» **Your goal**
Only the lines from the one containing "Serialize everything readable" through the final line of the material below should be output, exactly as they stand.

— Start of Records shown —

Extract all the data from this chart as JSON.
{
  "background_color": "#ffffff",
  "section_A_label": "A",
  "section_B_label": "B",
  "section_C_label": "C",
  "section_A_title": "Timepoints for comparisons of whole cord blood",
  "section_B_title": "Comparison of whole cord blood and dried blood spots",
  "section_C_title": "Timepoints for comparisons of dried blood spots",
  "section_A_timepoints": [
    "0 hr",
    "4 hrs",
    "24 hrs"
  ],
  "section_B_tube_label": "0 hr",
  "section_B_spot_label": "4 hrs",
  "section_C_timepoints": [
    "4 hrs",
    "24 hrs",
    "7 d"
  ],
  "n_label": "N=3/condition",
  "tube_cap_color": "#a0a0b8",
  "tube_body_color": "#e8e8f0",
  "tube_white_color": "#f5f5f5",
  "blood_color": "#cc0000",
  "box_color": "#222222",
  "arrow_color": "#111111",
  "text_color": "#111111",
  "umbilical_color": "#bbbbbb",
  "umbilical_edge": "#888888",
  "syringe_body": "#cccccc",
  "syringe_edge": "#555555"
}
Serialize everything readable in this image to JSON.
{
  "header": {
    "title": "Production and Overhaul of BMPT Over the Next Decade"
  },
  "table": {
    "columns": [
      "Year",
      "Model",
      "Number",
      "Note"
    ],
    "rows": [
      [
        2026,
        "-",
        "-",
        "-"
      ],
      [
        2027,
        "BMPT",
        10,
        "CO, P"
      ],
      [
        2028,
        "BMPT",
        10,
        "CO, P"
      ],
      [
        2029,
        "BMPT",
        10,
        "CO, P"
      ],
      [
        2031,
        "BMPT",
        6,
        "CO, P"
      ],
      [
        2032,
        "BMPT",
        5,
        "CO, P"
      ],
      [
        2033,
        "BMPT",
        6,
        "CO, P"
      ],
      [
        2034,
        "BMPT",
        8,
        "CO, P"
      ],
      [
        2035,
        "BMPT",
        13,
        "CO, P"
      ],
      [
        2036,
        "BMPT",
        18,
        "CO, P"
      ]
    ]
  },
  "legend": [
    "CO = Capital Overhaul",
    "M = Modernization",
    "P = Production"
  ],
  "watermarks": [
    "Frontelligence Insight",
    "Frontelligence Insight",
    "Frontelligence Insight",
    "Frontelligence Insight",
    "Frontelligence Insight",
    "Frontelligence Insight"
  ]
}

— End of Records shown —

» **Output**
Serialize everything readable in this image to JSON.
{
  "header": {
    "title": "Production and Overhaul of BMPT Over the Next Decade"
  },
  "table": {
    "columns": [
      "Year",
      "Model",
      "Number",
      "Note"
    ],
    "rows": [
      [
        2026,
        "-",
        "-",
        "-"
      ],
      [
        2027,
        "BMPT",
        10,
        "CO, P"
      ],
      [
        2028,
        "BMPT",
        10,
        "CO, P"
      ],
      [
        2029,
        "BMPT",
        10,
        "CO, P"
      ],
      [
        2031,
        "BMPT",
        6,
        "CO, P"
      ],
      [
        2032,
        "BMPT",
        5,
        "CO, P"
      ],
      [
        2033,
        "BMPT",
        6,
        "CO, P"
      ],
      [
        2034,
        "BMPT",
        8,
        "CO, P"
      ],
      [
        2035,
        "BMPT",
        13,
        "CO, P"
      ],
      [
        2036,
        "BMPT",
        18,
        "CO, P"
      ]
    ]
  },
  "legend": [
    "CO = Capital Overhaul",
    "M = Modernization",
    "P = Production"
  ],
  "watermarks": [
    "Frontelligence Insight",
    "Frontelligence Insight",
    "Frontelligence Insight",
    "Frontelligence Insight",
    "Frontelligence Insight",
    "Frontelligence Insight"
  ]
}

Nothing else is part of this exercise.